§ **RECORDS PROVIDED**
--------

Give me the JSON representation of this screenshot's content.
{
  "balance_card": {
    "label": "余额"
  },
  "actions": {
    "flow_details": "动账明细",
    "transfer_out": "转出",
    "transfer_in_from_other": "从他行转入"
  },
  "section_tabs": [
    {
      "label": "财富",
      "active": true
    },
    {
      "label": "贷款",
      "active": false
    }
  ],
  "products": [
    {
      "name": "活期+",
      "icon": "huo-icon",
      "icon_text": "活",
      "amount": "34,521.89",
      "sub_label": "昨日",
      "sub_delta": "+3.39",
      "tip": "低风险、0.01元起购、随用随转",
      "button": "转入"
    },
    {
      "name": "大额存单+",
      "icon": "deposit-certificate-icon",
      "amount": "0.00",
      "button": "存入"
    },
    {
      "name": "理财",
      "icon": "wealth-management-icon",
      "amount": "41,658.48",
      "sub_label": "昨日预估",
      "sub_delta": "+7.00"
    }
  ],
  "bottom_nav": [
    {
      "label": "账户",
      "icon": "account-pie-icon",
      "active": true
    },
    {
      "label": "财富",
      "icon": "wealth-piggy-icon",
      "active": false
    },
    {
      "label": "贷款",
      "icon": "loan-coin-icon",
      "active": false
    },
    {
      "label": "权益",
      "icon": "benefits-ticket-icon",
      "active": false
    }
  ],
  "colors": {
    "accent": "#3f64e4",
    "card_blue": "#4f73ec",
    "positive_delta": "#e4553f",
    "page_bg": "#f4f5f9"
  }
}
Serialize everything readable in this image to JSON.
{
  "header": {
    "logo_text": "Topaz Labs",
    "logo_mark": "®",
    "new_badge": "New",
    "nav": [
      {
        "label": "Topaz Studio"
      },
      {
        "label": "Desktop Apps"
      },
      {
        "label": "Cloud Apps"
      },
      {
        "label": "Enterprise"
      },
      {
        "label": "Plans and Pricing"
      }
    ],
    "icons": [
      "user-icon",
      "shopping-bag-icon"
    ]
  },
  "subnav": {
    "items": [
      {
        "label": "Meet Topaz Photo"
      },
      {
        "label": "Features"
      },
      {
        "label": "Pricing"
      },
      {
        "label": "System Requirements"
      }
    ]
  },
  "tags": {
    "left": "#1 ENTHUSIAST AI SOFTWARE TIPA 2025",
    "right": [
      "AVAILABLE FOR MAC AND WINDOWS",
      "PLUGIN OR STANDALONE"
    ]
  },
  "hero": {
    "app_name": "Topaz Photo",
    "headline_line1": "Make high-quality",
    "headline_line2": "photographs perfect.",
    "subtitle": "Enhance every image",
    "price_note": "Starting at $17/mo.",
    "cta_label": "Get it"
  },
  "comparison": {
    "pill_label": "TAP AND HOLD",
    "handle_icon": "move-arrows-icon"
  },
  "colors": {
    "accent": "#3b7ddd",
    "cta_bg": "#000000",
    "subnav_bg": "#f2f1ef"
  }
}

--------

Quote, word for word, every line starting at the one that contains "Serialize everything readable" and ending with the final line of the entries.

Serialize everything readable in this image to JSON.
{
  "header": {
    "logo_text": "Topaz Labs",
    "logo_mark": "®",
    "new_badge": "New",
    "nav": [
      {
        "label": "Topaz Studio"
      },
      {
        "label": "Desktop Apps"
      },
      {
        "label": "Cloud Apps"
      },
      {
        "label": "Enterprise"
      },
      {
        "label": "Plans and Pricing"
      }
    ],
    "icons": [
      "user-icon",
      "shopping-bag-icon"
    ]
  },
  "subnav": {
    "items": [
      {
        "label": "Meet Topaz Photo"
      },
      {
        "label": "Features"
      },
      {
        "label": "Pricing"
      },
      {
        "label": "System Requirements"
      }
    ]
  },
  "tags": {
    "left": "#1 ENTHUSIAST AI SOFTWARE TIPA 2025",
    "right": [
      "AVAILABLE FOR MAC AND WINDOWS",
      "PLUGIN OR STANDALONE"
    ]
  },
  "hero": {
    "app_name": "Topaz Photo",
    "headline_line1": "Make high-quality",
    "headline_line2": "photographs perfect.",
    "subtitle": "Enhance every image",
    "price_note": "Starting at $17/mo.",
    "cta_label": "Get it"
  },
  "comparison": {
    "pill_label": "TAP AND HOLD",
    "handle_icon": "move-arrows-icon"
  },
  "colors": {
    "accent": "#3b7ddd",
    "cta_bg": "#000000",
    "subnav_bg": "#f2f1ef"
  }
}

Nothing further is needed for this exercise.